Short task
Update the entries below by changing every occurrence of "Disk image created!" to "Disk image saved!" and keeping everything else the same. Leave the pictures out of your answer.

Source data
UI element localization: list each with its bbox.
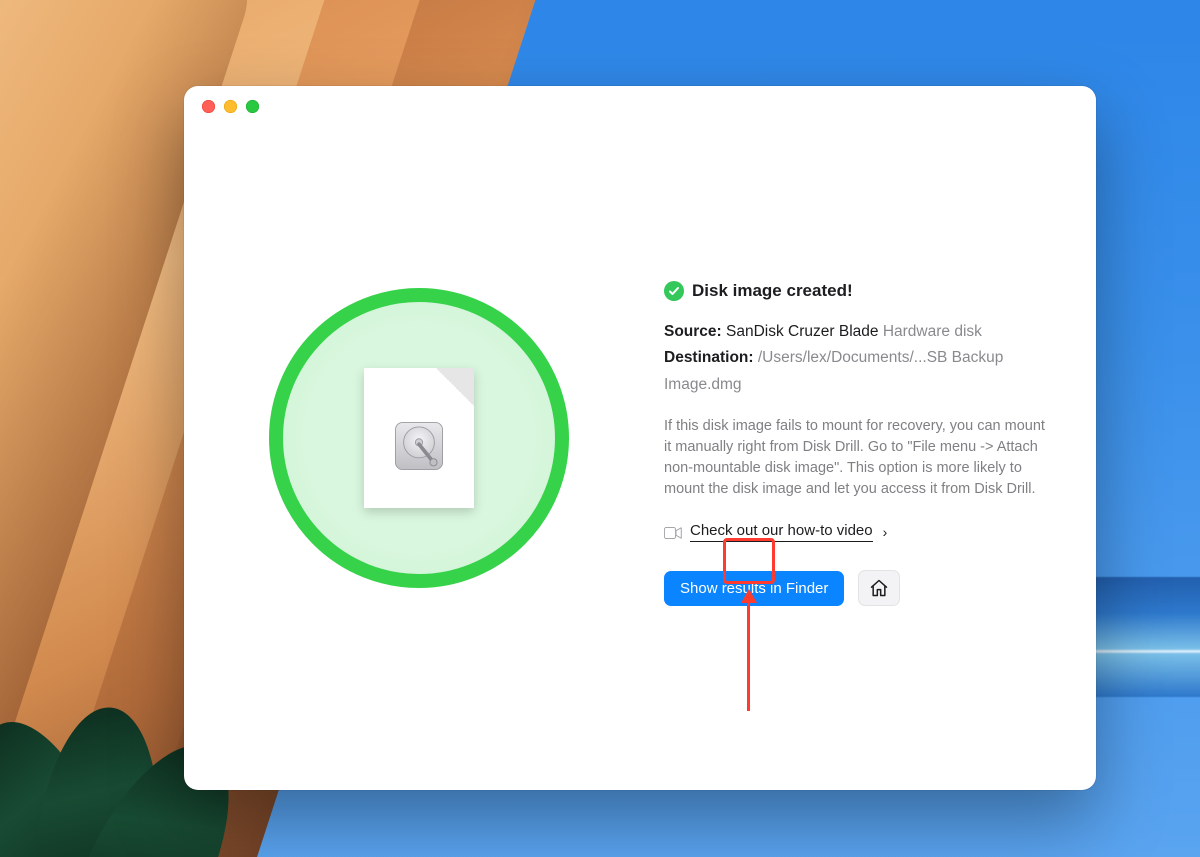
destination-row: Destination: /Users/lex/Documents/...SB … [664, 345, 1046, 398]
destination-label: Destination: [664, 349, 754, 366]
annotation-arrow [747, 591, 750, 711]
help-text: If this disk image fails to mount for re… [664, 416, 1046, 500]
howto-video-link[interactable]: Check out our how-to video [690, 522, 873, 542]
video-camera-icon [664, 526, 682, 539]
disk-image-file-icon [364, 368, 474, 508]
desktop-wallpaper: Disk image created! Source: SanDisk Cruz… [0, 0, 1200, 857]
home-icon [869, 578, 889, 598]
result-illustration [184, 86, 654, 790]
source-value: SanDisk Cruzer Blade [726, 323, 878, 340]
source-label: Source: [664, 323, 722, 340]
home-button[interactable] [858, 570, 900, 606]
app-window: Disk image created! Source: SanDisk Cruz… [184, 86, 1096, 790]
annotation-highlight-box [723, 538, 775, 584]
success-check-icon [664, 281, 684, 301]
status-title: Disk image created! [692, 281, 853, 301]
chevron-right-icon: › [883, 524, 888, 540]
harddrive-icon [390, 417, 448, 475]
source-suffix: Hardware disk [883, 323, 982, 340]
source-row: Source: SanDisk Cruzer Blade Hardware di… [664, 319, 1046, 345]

Written solution
UI element localization: list each with its bbox.
destination-row: Destination: /Users/lex/Documents/...SB … [664, 345, 1046, 398]
destination-label: Destination: [664, 349, 754, 366]
annotation-arrow [747, 591, 750, 711]
help-text: If this disk image fails to mount for re… [664, 416, 1046, 500]
howto-video-link[interactable]: Check out our how-to video [690, 522, 873, 542]
video-camera-icon [664, 526, 682, 539]
disk-image-file-icon [364, 368, 474, 508]
desktop-wallpaper: Disk image saved! Source: SanDisk Cruz… [0, 0, 1200, 857]
home-icon [869, 578, 889, 598]
result-illustration [184, 86, 654, 790]
source-value: SanDisk Cruzer Blade [726, 323, 878, 340]
source-label: Source: [664, 323, 722, 340]
home-button[interactable] [858, 570, 900, 606]
app-window: Disk image saved! Source: SanDisk Cruz… [184, 86, 1096, 790]
annotation-highlight-box [723, 538, 775, 584]
success-check-icon [664, 281, 684, 301]
status-title: Disk image saved! [692, 281, 853, 301]
chevron-right-icon: › [883, 524, 888, 540]
harddrive-icon [390, 417, 448, 475]
source-suffix: Hardware disk [883, 323, 982, 340]
source-row: Source: SanDisk Cruzer Blade Hardware di… [664, 319, 1046, 345]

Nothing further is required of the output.